EXERCISE INSTRUCTIONS: Return each line holding the string "Output".
──────── RECORDED INFORMATION ────────
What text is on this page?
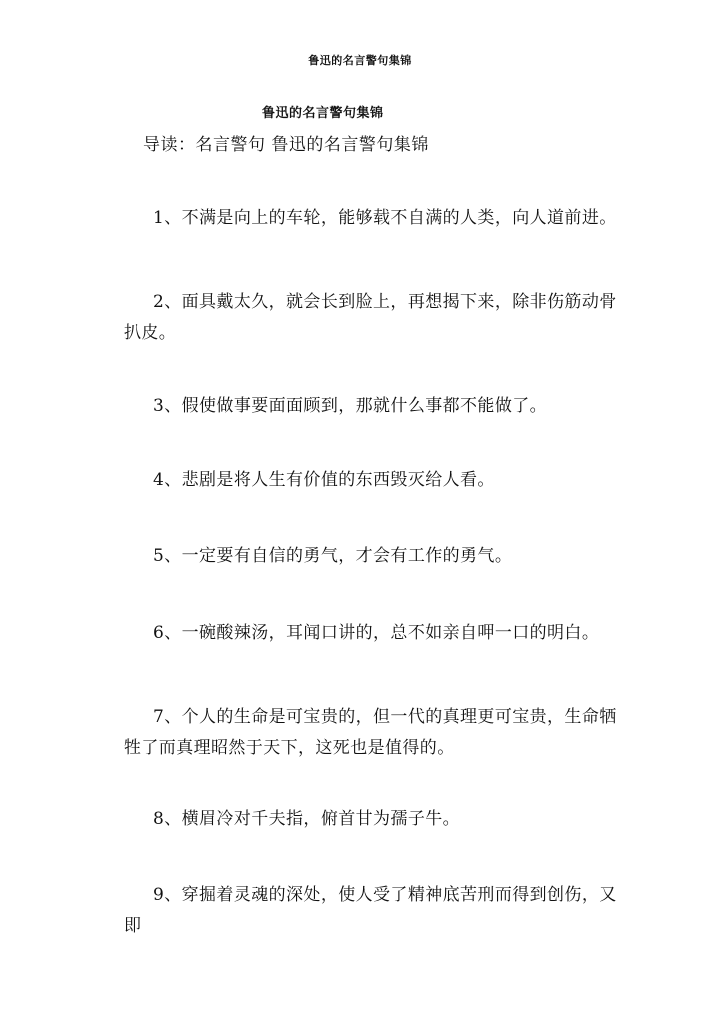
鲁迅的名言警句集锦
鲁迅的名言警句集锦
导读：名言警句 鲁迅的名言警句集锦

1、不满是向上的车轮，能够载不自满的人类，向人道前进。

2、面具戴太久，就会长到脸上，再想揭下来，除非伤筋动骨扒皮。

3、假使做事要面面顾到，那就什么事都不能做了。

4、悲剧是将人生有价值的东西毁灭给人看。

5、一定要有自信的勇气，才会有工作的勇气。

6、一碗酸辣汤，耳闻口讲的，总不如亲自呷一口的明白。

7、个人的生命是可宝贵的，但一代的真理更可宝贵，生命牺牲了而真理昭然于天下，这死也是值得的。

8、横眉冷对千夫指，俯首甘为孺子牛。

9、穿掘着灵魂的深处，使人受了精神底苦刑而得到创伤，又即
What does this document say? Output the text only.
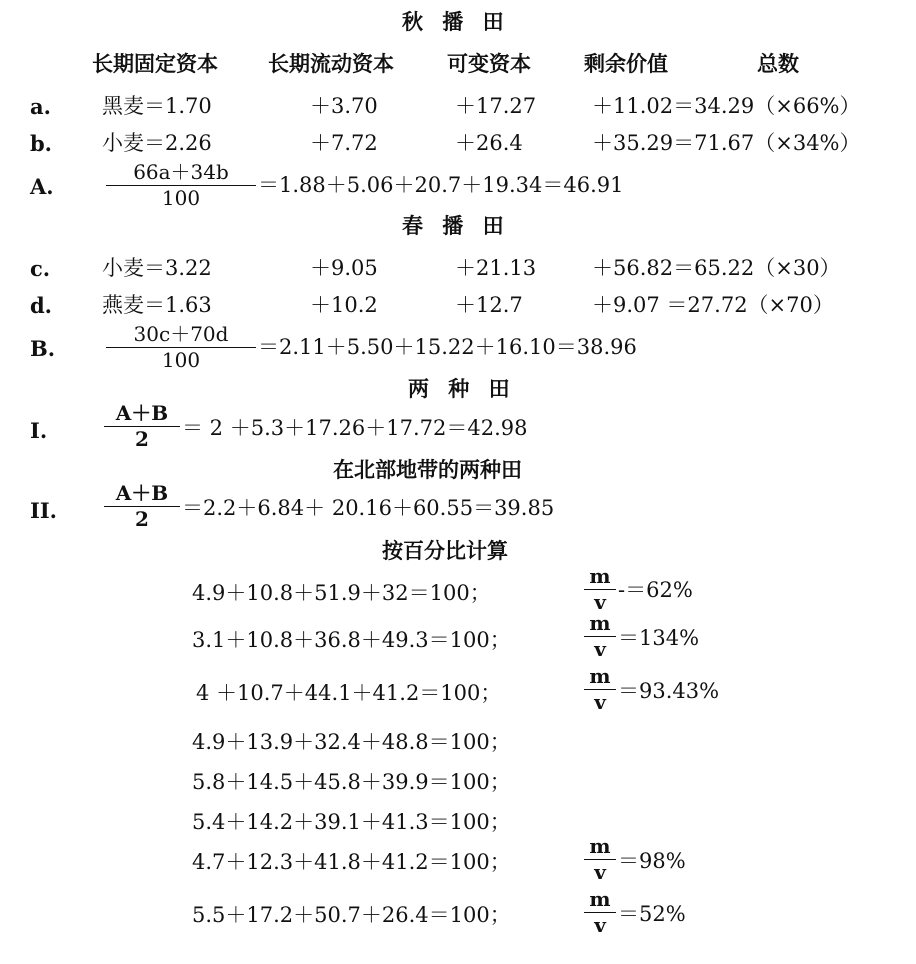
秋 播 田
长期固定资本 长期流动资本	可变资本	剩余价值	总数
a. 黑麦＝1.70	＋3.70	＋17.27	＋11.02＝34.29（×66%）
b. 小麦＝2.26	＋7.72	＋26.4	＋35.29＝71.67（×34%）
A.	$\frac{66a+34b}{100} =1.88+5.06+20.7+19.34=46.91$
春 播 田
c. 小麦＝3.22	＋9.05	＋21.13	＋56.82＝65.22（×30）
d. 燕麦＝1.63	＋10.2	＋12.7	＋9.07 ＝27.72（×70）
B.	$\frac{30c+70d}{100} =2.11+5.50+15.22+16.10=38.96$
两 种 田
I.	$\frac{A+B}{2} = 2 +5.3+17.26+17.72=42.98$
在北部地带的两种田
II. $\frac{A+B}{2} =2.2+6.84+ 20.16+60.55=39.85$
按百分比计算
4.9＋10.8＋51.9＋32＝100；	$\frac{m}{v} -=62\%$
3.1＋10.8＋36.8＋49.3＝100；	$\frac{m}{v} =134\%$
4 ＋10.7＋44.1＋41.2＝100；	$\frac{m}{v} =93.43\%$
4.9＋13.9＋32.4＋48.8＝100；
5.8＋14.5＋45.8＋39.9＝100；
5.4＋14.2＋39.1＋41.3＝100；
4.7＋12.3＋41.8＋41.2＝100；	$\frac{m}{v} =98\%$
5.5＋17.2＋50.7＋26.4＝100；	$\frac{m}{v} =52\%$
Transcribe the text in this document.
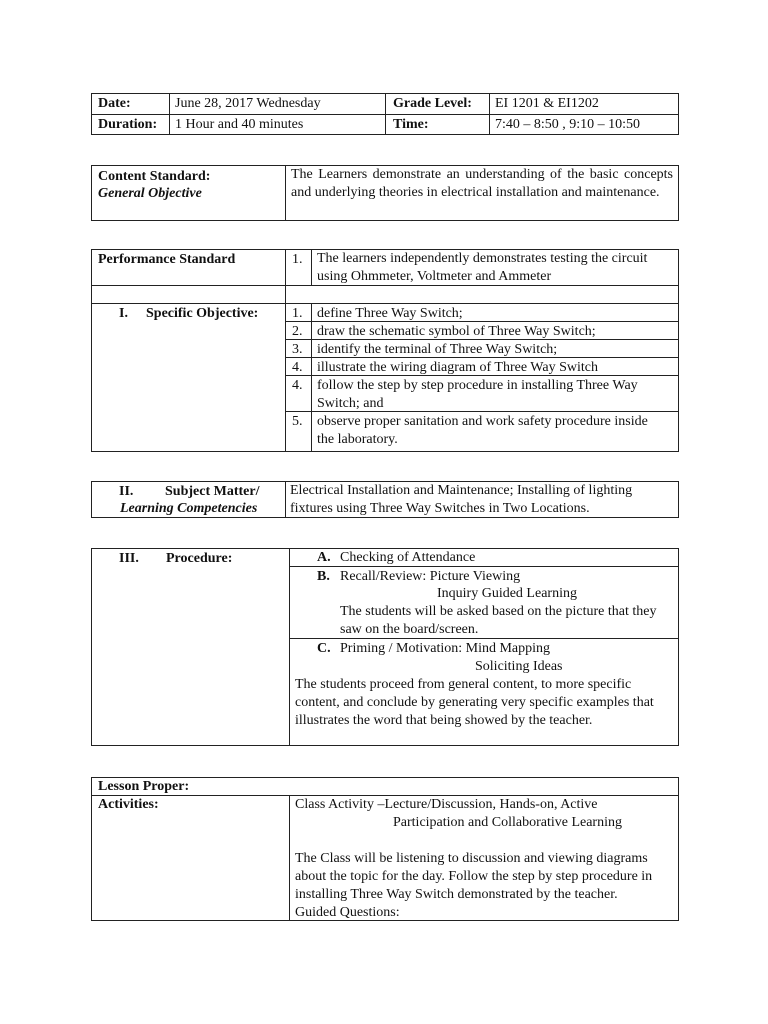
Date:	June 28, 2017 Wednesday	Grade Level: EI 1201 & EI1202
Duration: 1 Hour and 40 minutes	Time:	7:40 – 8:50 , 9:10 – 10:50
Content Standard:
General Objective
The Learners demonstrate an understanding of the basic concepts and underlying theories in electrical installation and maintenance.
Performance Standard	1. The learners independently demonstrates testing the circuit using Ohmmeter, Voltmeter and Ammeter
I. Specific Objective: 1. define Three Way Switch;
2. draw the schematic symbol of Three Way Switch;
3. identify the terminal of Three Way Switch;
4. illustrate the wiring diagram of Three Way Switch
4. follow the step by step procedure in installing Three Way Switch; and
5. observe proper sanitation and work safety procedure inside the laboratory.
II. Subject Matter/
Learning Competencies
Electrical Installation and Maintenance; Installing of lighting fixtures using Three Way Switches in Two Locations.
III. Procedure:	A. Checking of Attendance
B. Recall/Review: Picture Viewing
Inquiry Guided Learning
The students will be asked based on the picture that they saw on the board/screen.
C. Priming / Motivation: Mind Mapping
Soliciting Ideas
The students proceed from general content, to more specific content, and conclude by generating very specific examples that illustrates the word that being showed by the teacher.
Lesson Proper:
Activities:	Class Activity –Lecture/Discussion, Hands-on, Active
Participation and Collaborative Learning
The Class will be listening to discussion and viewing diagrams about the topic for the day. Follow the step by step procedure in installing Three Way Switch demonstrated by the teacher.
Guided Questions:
────────
──────── RECORDED INFORMATION ────────
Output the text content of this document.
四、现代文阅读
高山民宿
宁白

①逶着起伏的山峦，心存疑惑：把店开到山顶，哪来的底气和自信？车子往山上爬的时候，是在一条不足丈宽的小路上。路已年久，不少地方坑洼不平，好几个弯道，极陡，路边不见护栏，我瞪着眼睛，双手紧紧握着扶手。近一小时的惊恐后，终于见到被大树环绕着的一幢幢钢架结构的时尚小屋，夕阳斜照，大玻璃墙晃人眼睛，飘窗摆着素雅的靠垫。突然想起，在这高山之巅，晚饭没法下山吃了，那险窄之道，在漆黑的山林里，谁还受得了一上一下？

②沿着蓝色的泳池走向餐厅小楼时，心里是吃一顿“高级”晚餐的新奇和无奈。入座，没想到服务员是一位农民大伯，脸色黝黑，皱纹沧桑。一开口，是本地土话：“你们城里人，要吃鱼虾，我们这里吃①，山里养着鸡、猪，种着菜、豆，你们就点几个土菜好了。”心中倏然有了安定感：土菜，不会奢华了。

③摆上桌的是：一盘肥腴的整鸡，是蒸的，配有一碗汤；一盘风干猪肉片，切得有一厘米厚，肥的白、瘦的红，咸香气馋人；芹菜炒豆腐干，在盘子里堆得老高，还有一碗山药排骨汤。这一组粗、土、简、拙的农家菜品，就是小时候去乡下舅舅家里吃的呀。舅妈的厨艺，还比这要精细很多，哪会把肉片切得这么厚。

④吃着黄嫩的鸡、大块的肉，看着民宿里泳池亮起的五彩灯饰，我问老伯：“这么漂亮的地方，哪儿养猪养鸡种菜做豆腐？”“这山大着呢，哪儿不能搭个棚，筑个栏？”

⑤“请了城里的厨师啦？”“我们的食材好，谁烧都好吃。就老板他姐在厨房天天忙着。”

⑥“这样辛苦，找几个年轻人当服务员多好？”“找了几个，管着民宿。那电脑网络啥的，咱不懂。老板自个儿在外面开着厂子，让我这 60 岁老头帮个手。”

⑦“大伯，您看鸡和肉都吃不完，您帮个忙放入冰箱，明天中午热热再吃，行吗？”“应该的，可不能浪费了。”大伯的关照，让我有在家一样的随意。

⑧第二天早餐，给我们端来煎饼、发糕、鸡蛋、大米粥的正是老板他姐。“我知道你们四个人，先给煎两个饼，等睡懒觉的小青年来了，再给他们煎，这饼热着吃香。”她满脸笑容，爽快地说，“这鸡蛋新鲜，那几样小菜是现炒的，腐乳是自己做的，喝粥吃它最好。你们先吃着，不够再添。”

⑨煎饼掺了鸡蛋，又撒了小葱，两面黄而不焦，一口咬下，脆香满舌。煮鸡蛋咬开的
────────
TASK RESULT:
What does this document say? Output the text only.
Output the text content of this document.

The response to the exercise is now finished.